═════ DATA SUPPLIED ═════

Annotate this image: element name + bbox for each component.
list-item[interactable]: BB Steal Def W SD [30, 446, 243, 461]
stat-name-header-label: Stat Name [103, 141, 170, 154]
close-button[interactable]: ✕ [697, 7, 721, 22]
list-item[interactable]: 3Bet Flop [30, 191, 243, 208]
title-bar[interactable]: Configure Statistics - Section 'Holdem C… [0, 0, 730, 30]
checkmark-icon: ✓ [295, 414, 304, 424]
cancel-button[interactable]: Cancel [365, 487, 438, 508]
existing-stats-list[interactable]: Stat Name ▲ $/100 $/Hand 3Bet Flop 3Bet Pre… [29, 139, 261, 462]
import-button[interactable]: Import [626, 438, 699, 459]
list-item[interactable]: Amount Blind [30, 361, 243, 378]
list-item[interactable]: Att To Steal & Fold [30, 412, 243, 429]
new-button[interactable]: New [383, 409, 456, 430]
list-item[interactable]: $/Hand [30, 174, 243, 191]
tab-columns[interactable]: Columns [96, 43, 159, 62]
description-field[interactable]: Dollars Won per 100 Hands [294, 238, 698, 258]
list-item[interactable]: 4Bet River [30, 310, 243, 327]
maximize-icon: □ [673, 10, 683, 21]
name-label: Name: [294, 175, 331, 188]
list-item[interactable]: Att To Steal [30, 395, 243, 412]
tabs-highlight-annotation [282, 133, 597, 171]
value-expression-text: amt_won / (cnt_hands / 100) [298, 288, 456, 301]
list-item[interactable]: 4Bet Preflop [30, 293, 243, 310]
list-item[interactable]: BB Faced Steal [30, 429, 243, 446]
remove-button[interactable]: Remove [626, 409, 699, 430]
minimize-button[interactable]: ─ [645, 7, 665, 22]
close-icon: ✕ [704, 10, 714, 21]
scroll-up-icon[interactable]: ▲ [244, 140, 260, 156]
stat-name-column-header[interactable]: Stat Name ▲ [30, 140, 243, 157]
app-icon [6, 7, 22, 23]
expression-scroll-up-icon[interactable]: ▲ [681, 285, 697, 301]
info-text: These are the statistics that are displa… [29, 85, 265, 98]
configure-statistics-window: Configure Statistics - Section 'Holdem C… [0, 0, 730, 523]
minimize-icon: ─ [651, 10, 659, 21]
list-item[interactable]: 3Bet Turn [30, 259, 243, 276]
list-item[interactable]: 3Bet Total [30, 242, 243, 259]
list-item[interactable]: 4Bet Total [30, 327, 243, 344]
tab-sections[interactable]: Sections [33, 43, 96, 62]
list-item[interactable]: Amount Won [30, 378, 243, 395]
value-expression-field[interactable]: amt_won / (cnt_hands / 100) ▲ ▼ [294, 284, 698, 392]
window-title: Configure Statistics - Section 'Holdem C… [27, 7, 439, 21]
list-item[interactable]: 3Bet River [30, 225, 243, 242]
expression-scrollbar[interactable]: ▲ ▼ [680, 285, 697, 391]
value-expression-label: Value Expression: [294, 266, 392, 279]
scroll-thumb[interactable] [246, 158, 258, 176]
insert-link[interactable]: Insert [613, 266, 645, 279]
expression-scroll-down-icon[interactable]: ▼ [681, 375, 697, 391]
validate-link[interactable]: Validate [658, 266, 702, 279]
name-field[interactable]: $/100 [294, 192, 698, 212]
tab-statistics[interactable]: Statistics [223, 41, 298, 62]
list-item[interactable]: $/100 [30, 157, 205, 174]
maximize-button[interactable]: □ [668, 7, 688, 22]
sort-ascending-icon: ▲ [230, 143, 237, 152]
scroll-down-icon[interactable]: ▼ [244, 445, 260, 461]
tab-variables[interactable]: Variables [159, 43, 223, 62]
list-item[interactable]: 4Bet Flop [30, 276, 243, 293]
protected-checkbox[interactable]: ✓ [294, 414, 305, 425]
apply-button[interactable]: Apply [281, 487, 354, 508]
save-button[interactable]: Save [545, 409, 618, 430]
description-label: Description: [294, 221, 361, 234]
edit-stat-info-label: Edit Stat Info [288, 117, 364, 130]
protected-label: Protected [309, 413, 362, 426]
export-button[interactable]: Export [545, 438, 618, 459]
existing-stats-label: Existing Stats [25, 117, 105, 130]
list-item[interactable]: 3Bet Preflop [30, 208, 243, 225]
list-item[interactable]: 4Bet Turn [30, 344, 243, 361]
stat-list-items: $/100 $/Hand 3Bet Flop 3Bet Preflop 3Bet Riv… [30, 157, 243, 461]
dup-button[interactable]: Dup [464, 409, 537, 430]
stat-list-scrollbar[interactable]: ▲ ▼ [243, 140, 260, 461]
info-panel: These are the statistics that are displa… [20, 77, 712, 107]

═════

** TO BE DONE **
Please filter the rows above, keeping only the lines that contain the string "icon", and copy each one.

** ANSWER BELOW **
checkmark-icon: ✓ [295, 414, 304, 424]
maximize-icon: □ [673, 10, 683, 21]
close-icon: ✕ [704, 10, 714, 21]
scroll-up-icon[interactable]: ▲ [244, 140, 260, 156]
app-icon [6, 7, 22, 23]
expression-scroll-up-icon[interactable]: ▲ [681, 285, 697, 301]
minimize-icon: ─ [651, 10, 659, 21]
expression-scroll-down-icon[interactable]: ▼ [681, 375, 697, 391]
sort-ascending-icon: ▲ [230, 143, 237, 152]
scroll-down-icon[interactable]: ▼ [244, 445, 260, 461]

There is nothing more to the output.